In the comments on the slow cooker corn souffle recipe below, condense the paragraph that begins "I have not double this recipe" into a short list that keeps its main facts.

··· Document text

Thank you, Gio! I just wish that I had thought to try out the slow cooker method sooner.
Thank you, Carole. I hope you will be happy with the result…I'd love to hear how it turns out!
This looks delicious, I could eat it right now. Pinned. Thanks for linking up to Sweet and Savoury Sunday, stop by and link up again. Have a great day!!
Thank you for stopping by and pinning, Laura! Have a great week!
This is a wonderful recipe for Corn Souffle, I can't wait to try it. Thanks so much for sharing with Full Plate Thursday and come back soon!
Miz Helen
I hope you like it Miz Helen. Thanks for stopping by!
Your Slow Cooker Corn Souffle will be on my our menu this week at Whats For Dinner Next Week, for the week of 2-15-15 thanks for sharing a great recipe!
Miz Helen
That is wonderful! Thank you Miz Helen.
Hello! This looks wonderful! Can you tell me how many it serves?
Thank you, Tina. It should serve about 8 people.
Can this recipe be doubled?
I have doubled in for the oven baked method, but it extends the baking time. It should double nicely with a slow cooker, but it will extend the cooking time there as well.
Should the slow cooker be set to high or low for the 4 hrs?
It should be on low. Thanks for asking! I hope you'll try it! 🙂
I'm making this Christmas morning for brunch at 1. If I double the recipe, how much time do I cook for? Thank you and have a great day!
I have not double this recipe, but I suggest you use make the original recipe in two crock pots, if possible, rather than to double the recipe in one slow cooker. If you decide to double, I suggest using a larger size slow cooker and check for doneness at about the same timeframe as the original recipe. It's done when the center is not jiggly and a toothpick comes out with moist crumbs, but not wet and sticky. If it's wet, continue to cook, checking every 20 minutes.
Interesting recipe there! Thanks for sharing. Do you recommend any additional settings if I make it in an Instant Pot?

······
··· Information provided

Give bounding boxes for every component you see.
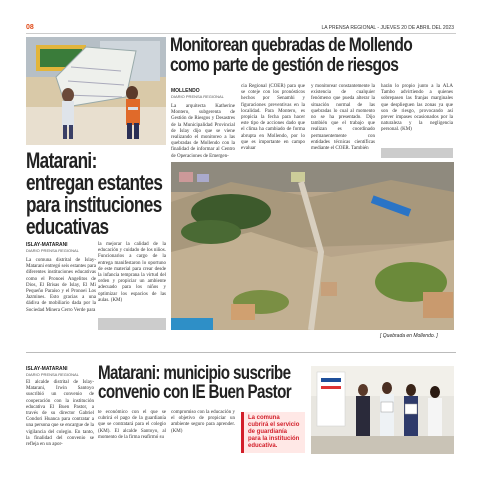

······

→ **Answer**
- The writer has not doubled this recipe.
- If possible, make the original recipe in two crock pots instead of doubling it in one slow cooker.
- If you do double it, use a larger slow cooker and check for doneness at about the same time as the original recipe.
- It is done when the center is not jiggly and a toothpick comes out with moist crumbs rather than wet and sticky.
- If it is still wet, keep cooking and check every 20 minutes.